*WRITTEN TASK*
Say how many lines hold the string "литров", and nothing more.

(Figure content listings)
* * * *

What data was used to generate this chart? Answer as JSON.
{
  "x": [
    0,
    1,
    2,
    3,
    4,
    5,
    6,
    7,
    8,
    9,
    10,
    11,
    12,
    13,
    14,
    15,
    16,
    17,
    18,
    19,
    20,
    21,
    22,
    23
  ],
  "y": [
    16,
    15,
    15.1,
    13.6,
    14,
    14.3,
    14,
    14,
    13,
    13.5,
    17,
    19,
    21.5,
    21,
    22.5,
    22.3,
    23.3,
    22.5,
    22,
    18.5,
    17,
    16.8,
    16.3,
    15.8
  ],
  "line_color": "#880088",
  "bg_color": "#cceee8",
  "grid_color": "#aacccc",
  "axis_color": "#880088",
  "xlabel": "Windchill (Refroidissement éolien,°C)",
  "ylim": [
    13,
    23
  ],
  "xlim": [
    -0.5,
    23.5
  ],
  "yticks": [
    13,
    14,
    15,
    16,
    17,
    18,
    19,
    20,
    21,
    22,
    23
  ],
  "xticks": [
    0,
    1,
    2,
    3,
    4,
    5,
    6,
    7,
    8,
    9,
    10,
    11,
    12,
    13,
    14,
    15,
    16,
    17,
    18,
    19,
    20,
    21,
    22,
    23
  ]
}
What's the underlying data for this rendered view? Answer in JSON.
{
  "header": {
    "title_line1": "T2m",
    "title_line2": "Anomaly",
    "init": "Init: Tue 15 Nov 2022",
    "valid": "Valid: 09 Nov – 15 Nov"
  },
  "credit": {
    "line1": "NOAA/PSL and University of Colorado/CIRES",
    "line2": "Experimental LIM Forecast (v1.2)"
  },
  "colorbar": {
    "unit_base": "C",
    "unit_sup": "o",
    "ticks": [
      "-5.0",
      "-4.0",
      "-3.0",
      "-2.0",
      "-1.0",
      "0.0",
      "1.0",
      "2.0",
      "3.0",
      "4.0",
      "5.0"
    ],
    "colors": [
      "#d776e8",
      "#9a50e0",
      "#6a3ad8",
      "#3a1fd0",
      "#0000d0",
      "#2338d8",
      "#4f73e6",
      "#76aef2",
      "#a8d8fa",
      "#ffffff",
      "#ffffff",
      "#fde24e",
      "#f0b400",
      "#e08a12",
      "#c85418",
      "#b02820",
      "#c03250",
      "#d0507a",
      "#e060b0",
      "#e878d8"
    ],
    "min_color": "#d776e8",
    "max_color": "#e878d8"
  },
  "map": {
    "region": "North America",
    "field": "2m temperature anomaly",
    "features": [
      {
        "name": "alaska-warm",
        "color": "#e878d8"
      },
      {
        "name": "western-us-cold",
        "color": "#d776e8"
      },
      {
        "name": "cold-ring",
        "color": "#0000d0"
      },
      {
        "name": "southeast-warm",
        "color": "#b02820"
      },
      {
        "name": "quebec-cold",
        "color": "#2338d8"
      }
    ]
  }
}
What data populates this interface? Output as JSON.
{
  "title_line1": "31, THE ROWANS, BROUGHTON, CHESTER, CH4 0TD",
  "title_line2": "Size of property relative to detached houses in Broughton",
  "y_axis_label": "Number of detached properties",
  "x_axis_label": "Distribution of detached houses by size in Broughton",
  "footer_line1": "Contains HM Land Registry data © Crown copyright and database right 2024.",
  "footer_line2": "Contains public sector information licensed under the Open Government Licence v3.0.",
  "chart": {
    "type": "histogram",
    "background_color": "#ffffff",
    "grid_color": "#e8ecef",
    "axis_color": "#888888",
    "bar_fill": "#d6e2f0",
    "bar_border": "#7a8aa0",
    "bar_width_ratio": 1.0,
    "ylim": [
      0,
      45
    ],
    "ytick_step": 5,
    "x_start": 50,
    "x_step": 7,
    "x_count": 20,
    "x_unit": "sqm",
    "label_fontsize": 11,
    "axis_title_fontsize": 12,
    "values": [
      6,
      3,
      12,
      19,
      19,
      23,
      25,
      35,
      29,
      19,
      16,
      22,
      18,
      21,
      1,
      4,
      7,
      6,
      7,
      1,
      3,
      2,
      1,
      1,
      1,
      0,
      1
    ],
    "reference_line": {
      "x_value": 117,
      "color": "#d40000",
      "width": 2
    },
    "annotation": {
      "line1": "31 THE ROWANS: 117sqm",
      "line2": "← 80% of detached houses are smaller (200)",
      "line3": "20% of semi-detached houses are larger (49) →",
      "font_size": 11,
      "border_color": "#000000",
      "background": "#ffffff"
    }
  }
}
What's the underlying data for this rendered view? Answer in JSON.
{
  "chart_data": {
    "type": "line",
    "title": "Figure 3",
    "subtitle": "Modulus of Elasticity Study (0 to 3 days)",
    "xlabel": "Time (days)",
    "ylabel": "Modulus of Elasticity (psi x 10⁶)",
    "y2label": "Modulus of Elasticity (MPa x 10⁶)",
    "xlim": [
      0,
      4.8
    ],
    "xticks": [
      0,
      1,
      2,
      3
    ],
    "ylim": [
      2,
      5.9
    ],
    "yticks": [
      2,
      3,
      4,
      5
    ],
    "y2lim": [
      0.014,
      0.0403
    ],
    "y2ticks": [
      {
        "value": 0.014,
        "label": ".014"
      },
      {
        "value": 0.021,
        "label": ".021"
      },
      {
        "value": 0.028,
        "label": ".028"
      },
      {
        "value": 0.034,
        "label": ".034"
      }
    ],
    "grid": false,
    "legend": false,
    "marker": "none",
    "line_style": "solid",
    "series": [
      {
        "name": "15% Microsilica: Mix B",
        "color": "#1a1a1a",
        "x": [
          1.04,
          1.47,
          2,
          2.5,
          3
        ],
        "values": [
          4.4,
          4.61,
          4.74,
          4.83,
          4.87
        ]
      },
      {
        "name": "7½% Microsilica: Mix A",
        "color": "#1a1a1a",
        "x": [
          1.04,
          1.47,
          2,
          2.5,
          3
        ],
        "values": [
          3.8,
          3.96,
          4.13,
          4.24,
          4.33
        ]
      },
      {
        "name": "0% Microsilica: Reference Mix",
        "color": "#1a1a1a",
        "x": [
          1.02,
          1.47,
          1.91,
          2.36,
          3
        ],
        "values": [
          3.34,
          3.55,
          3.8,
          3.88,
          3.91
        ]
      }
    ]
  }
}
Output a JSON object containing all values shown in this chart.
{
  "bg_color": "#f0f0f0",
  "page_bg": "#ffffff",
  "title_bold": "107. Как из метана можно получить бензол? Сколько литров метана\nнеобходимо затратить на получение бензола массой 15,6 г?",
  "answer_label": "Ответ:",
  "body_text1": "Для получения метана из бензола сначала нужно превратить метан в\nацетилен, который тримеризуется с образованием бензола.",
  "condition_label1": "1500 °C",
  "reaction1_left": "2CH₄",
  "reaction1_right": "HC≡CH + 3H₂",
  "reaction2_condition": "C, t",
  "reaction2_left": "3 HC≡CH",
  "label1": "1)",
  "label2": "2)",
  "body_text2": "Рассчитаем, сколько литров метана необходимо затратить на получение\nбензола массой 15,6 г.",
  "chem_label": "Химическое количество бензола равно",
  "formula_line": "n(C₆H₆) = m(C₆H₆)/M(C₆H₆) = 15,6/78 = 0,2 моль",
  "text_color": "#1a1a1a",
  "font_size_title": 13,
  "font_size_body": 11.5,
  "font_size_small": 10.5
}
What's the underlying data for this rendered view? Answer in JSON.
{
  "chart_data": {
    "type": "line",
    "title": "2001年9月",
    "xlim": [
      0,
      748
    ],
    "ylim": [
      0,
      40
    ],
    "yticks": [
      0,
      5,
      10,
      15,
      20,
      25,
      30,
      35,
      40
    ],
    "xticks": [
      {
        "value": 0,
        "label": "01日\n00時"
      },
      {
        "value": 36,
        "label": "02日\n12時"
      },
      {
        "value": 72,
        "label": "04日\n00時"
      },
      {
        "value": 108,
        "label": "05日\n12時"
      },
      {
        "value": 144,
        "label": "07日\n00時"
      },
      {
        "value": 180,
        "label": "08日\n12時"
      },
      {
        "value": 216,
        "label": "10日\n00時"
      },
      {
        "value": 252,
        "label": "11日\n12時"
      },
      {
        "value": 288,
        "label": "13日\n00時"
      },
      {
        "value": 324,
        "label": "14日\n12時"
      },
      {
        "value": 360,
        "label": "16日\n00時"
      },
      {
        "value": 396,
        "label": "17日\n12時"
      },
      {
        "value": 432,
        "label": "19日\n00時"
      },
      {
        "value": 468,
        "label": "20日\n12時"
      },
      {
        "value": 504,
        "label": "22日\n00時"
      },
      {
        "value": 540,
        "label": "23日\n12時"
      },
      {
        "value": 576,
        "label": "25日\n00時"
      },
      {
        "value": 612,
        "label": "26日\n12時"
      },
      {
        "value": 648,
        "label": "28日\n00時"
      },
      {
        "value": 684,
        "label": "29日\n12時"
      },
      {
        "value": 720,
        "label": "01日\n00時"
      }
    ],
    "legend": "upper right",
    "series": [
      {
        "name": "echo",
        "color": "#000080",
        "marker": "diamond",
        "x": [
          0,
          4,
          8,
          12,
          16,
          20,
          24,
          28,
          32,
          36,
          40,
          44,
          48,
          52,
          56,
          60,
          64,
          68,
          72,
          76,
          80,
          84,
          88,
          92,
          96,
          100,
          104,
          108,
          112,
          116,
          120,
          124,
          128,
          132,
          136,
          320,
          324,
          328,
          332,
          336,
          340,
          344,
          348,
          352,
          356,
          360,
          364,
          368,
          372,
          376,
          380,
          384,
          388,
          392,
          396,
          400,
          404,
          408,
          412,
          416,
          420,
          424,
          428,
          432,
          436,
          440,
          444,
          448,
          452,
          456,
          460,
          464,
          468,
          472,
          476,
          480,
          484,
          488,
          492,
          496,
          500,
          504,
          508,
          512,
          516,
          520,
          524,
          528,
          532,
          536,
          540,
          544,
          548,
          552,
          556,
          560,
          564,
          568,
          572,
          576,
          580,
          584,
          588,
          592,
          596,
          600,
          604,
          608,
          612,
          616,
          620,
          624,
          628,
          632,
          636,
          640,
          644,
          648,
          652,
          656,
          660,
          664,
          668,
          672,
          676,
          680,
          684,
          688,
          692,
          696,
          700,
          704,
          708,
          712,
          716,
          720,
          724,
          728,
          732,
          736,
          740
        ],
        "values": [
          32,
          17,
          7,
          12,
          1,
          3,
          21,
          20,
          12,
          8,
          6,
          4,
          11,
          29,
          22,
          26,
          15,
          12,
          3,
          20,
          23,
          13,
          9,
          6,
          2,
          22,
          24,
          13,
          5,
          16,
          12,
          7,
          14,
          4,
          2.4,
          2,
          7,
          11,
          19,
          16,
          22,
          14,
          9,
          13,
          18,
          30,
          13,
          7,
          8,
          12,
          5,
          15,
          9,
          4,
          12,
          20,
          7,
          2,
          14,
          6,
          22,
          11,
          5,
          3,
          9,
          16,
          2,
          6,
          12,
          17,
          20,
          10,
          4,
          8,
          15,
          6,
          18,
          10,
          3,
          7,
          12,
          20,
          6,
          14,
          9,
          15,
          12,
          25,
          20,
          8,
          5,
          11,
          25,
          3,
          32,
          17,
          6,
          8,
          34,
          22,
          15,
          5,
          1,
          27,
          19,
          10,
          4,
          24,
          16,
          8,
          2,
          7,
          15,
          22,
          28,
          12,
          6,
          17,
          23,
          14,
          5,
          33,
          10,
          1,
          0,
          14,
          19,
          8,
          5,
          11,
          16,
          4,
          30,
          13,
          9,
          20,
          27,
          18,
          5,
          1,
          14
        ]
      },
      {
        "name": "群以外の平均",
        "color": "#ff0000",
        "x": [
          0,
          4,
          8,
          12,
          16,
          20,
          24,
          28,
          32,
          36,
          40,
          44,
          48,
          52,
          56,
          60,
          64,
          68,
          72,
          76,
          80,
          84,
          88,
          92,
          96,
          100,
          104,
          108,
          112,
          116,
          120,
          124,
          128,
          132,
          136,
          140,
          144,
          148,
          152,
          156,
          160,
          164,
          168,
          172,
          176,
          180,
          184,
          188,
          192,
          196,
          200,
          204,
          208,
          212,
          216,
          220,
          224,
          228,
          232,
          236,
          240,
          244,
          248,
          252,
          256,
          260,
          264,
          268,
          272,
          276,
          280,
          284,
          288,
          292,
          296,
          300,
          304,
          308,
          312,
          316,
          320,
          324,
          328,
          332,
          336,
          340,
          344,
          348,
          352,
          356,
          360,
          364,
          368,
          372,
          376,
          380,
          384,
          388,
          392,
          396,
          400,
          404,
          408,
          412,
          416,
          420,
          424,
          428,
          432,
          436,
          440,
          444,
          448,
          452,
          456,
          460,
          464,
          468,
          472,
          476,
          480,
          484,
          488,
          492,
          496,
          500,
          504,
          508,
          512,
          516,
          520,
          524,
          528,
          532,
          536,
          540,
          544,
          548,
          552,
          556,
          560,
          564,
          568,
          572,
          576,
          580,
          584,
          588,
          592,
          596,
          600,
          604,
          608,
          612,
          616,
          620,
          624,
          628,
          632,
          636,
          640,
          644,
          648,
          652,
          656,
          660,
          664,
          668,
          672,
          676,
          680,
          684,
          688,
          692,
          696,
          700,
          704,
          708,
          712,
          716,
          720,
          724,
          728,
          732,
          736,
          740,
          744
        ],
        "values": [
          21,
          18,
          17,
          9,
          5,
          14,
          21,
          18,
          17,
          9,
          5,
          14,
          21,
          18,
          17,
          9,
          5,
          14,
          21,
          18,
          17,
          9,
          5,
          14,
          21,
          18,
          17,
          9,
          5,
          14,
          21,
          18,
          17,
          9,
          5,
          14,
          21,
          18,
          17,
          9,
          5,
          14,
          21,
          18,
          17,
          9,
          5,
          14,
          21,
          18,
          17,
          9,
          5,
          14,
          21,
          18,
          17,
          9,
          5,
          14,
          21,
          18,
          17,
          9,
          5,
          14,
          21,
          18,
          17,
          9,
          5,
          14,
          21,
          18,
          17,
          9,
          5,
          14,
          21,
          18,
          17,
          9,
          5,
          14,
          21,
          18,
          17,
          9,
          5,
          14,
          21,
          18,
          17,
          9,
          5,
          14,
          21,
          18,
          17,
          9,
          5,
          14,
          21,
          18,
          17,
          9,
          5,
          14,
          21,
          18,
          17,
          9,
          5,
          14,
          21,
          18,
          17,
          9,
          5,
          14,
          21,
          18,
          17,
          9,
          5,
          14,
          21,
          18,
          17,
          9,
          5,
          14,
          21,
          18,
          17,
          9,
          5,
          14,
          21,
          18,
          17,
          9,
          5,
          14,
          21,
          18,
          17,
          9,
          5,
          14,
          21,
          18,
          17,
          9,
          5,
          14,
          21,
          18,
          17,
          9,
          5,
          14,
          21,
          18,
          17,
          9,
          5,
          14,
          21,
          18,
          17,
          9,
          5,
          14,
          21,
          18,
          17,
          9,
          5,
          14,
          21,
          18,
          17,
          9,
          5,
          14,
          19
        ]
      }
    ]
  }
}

* * * *

*SOLUTION BELOW*
2